— start of Extracted information —
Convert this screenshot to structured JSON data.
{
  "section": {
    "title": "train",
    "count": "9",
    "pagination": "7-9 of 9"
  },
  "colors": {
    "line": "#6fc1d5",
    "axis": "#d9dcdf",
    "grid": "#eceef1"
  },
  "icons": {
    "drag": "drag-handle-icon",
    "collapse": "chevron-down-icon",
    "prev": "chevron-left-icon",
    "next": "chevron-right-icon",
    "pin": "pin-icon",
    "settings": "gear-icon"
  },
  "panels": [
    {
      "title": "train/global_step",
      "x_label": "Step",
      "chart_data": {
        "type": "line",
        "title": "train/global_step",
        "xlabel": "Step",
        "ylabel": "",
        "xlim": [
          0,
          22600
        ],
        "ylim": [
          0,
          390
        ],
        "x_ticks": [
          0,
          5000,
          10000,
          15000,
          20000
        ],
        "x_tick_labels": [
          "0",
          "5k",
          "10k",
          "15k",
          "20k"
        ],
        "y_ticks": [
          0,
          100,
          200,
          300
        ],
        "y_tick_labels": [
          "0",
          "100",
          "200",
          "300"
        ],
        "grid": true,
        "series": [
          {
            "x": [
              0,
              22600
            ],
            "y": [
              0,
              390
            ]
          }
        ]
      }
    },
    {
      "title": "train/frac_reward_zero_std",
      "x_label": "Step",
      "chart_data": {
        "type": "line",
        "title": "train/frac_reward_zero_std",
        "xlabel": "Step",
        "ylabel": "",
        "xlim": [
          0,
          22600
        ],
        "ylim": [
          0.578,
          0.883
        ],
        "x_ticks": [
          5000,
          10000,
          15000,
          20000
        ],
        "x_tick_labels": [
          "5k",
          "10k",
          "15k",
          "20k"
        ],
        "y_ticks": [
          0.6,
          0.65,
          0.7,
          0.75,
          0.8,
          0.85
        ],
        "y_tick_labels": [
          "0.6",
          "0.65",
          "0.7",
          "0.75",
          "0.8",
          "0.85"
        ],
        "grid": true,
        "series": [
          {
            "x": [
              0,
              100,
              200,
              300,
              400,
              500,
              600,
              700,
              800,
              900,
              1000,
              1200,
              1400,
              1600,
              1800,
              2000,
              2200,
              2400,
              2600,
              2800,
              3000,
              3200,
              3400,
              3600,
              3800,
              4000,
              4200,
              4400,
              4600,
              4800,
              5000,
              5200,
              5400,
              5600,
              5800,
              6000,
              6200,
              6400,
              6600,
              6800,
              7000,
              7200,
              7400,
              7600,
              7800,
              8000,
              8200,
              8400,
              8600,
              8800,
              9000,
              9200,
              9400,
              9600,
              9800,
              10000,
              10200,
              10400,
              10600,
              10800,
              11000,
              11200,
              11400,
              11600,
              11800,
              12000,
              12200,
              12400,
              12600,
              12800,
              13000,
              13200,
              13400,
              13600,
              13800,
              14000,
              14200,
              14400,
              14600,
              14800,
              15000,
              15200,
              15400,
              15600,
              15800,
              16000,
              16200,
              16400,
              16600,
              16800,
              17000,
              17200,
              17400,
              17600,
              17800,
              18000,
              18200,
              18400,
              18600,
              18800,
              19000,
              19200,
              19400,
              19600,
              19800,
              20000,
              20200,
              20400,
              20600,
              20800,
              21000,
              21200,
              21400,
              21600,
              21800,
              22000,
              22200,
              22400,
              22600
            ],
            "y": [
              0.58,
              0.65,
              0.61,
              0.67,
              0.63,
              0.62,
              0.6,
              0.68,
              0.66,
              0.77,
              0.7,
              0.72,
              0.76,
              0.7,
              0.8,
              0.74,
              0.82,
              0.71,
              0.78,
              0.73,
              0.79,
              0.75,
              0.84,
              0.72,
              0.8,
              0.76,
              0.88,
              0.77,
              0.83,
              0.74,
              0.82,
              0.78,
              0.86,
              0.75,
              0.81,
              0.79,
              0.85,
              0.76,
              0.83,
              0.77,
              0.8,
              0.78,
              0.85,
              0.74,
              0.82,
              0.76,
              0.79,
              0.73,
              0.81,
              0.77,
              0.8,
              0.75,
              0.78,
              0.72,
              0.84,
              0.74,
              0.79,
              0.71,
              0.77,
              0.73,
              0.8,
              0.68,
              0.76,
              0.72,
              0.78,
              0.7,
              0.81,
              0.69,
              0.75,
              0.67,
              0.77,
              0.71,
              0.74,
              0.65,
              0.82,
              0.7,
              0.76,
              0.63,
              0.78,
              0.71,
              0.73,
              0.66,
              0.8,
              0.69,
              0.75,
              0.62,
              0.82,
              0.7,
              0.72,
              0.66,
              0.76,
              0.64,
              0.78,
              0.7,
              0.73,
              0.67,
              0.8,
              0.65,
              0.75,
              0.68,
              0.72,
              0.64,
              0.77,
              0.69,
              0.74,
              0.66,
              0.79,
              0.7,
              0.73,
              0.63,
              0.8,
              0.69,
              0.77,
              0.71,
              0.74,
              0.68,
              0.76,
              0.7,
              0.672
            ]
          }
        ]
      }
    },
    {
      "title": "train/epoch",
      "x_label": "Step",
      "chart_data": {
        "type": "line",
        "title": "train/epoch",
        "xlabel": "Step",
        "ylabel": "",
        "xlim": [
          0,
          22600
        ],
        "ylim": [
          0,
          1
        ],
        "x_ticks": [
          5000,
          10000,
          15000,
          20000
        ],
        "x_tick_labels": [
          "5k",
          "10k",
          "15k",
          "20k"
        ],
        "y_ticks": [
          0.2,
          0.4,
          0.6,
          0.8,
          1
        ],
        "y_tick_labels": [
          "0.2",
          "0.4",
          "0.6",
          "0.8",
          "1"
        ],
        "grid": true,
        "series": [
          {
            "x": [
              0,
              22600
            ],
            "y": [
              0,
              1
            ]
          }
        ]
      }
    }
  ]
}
— end of Extracted information —
— start of Extracted information —
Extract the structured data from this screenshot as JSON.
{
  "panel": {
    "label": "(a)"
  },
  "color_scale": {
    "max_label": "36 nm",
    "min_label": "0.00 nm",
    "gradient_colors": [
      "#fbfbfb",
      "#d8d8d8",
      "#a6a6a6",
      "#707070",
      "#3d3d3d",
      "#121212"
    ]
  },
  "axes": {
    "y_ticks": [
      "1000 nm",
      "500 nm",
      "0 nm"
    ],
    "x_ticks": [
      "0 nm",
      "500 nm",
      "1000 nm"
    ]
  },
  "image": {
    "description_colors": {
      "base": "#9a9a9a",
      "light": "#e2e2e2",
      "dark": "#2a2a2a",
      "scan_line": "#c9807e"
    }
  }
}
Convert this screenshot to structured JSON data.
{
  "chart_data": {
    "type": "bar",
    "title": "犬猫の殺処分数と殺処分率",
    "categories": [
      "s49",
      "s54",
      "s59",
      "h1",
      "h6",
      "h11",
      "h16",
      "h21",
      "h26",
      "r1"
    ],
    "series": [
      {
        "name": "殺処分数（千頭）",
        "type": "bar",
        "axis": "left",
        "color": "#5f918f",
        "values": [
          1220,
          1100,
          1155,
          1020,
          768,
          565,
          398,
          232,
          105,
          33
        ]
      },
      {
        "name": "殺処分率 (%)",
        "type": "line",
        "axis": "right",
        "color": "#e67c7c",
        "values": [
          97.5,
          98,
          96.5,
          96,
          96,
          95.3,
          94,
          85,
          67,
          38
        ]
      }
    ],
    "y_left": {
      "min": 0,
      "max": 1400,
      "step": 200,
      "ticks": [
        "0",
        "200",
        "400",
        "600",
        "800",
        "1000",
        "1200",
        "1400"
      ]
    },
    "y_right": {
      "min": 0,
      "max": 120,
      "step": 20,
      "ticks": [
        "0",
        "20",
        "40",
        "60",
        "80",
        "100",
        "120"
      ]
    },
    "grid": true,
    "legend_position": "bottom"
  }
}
— end of Extracted information —
Scan the entries above. Copy each line that has the string "title".

> [Problem solution]
    "title": "train",
      "title": "train/global_step",
        "title": "train/global_step",
      "title": "train/frac_reward_zero_std",
        "title": "train/frac_reward_zero_std",
      "title": "train/epoch",
        "title": "train/epoch",
    "title": "犬猫の殺処分数と殺処分率",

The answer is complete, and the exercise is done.